__WHAT TO DO__
Go through the listing and set it down exactly, leaving out its pictures.

>> start

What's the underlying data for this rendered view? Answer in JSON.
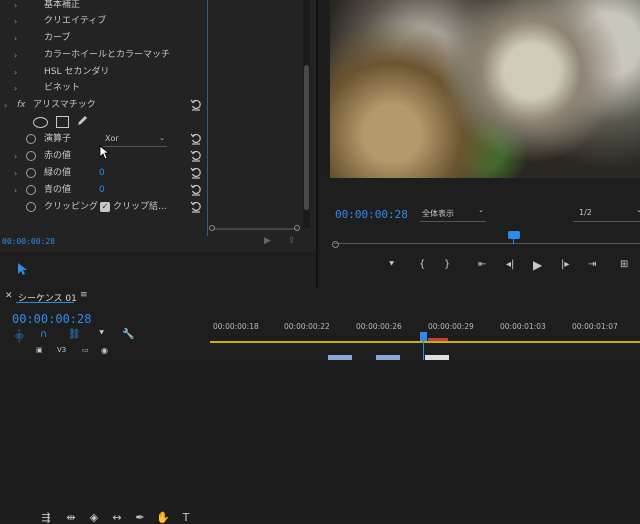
{
  "effects_panel": {
    "items": [
      {
        "label": "基本補正"
      },
      {
        "label": "クリエイティブ"
      },
      {
        "label": "カーブ"
      },
      {
        "label": "カラーホイールとカラーマッチ"
      },
      {
        "label": "HSL セカンダリ"
      },
      {
        "label": "ビネット"
      }
    ],
    "fx_label": "fx",
    "effect_name": "アリスマチック",
    "params": [
      {
        "label": "演算子",
        "value": "Xor"
      },
      {
        "label": "赤の値",
        "value": ""
      },
      {
        "label": "緑の値",
        "value": "0"
      },
      {
        "label": "青の値",
        "value": "0"
      },
      {
        "label": "クリッピング",
        "value": "クリップ結..."
      }
    ],
    "timecode": "00:00:00:28"
  },
  "program": {
    "timecode": "00:00:00:28",
    "zoom": "全体表示",
    "quality": "1/2"
  },
  "timeline": {
    "tab": "シーケンス 01",
    "timecode": "00:00:00:28",
    "track": "V3",
    "ruler": [
      "00:00:00:18",
      "00:00:00:22",
      "00:00:00:26",
      "00:00:00:29",
      "00:00:01:03",
      "00:00:01:07"
    ]
  },
  "colors": {
    "accent": "#2e8ce8"
  }
}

>> end

__THE REPLY__
What's the underlying data for this rendered view? Answer in JSON.
{
  "effects_panel": {
    "items": [
      {
        "label": "基本補正"
      },
      {
        "label": "クリエイティブ"
      },
      {
        "label": "カーブ"
      },
      {
        "label": "カラーホイールとカラーマッチ"
      },
      {
        "label": "HSL セカンダリ"
      },
      {
        "label": "ビネット"
      }
    ],
    "fx_label": "fx",
    "effect_name": "アリスマチック",
    "params": [
      {
        "label": "演算子",
        "value": "Xor"
      },
      {
        "label": "赤の値",
        "value": ""
      },
      {
        "label": "緑の値",
        "value": "0"
      },
      {
        "label": "青の値",
        "value": "0"
      },
      {
        "label": "クリッピング",
        "value": "クリップ結..."
      }
    ],
    "timecode": "00:00:00:28"
  },
  "program": {
    "timecode": "00:00:00:28",
    "zoom": "全体表示",
    "quality": "1/2"
  },
  "timeline": {
    "tab": "シーケンス 01",
    "timecode": "00:00:00:28",
    "track": "V3",
    "ruler": [
      "00:00:00:18",
      "00:00:00:22",
      "00:00:00:26",
      "00:00:00:29",
      "00:00:01:03",
      "00:00:01:07"
    ]
  },
  "colors": {
    "accent": "#2e8ce8"
  }
}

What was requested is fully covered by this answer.